#### Input rows

»»

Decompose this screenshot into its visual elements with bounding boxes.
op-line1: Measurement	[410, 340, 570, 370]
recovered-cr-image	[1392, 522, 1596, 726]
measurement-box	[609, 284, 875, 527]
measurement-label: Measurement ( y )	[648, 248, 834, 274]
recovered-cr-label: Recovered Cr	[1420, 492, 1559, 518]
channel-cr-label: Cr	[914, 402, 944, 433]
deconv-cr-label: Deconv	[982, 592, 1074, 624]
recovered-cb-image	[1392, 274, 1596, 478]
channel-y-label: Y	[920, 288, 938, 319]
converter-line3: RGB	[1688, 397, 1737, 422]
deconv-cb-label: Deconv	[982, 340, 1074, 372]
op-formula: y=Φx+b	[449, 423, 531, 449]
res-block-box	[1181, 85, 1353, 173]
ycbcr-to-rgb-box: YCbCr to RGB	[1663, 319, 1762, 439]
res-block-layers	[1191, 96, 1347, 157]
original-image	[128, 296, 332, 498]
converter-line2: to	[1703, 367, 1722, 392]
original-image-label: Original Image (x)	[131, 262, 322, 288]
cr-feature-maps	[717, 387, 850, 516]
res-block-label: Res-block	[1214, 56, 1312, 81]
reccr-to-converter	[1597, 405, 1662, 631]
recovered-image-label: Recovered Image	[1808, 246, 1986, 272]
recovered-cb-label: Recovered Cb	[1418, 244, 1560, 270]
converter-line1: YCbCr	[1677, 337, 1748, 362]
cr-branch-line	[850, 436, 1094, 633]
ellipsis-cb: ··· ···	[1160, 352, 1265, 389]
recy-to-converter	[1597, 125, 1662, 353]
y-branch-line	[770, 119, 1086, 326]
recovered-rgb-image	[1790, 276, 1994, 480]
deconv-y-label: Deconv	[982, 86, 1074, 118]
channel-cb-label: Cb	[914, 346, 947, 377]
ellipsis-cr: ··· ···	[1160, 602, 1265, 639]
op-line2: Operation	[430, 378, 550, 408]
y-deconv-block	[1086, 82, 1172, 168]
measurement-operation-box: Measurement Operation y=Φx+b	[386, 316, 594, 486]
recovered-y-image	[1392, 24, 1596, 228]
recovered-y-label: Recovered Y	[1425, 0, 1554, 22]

««

#### Task
Express every line of the entries above as a JSON list of strings, one string per line, leaving out any blank lines.

#### Solution for this problem
[
  "Decompose this screenshot into its visual elements with bounding boxes.",
  "op-line1: Measurement\t[410, 340, 570, 370]",
  "recovered-cr-image\t[1392, 522, 1596, 726]",
  "measurement-box\t[609, 284, 875, 527]",
  "measurement-label: Measurement ( y )\t[648, 248, 834, 274]",
  "recovered-cr-label: Recovered Cr\t[1420, 492, 1559, 518]",
  "channel-cr-label: Cr\t[914, 402, 944, 433]",
  "deconv-cr-label: Deconv\t[982, 592, 1074, 624]",
  "recovered-cb-image\t[1392, 274, 1596, 478]",
  "channel-y-label: Y\t[920, 288, 938, 319]",
  "converter-line3: RGB\t[1688, 397, 1737, 422]",
  "deconv-cb-label: Deconv\t[982, 340, 1074, 372]",
  "op-formula: y=Φx+b\t[449, 423, 531, 449]",
  "res-block-box\t[1181, 85, 1353, 173]",
  "ycbcr-to-rgb-box: YCbCr to RGB\t[1663, 319, 1762, 439]",
  "res-block-layers\t[1191, 96, 1347, 157]",
  "original-image\t[128, 296, 332, 498]",
  "converter-line2: to\t[1703, 367, 1722, 392]",
  "original-image-label: Original Image (x)\t[131, 262, 322, 288]",
  "cr-feature-maps\t[717, 387, 850, 516]",
  "res-block-label: Res-block\t[1214, 56, 1312, 81]",
  "reccr-to-converter\t[1597, 405, 1662, 631]",
  "recovered-image-label: Recovered Image\t[1808, 246, 1986, 272]",
  "recovered-cb-label: Recovered Cb\t[1418, 244, 1560, 270]",
  "converter-line1: YCbCr\t[1677, 337, 1748, 362]",
  "cr-branch-line\t[850, 436, 1094, 633]",
  "ellipsis-cb: ··· ···\t[1160, 352, 1265, 389]",
  "recy-to-converter\t[1597, 125, 1662, 353]",
  "y-branch-line\t[770, 119, 1086, 326]",
  "recovered-rgb-image\t[1790, 276, 1994, 480]",
  "deconv-y-label: Deconv\t[982, 86, 1074, 118]",
  "channel-cb-label: Cb\t[914, 346, 947, 377]",
  "ellipsis-cr: ··· ···\t[1160, 602, 1265, 639]",
  "op-line2: Operation\t[430, 378, 550, 408]",
  "y-deconv-block\t[1086, 82, 1172, 168]",
  "measurement-operation-box: Measurement Operation y=Φx+b\t[386, 316, 594, 486]",
  "recovered-y-image\t[1392, 24, 1596, 228]",
  "recovered-y-label: Recovered Y\t[1425, 0, 1554, 22]"
]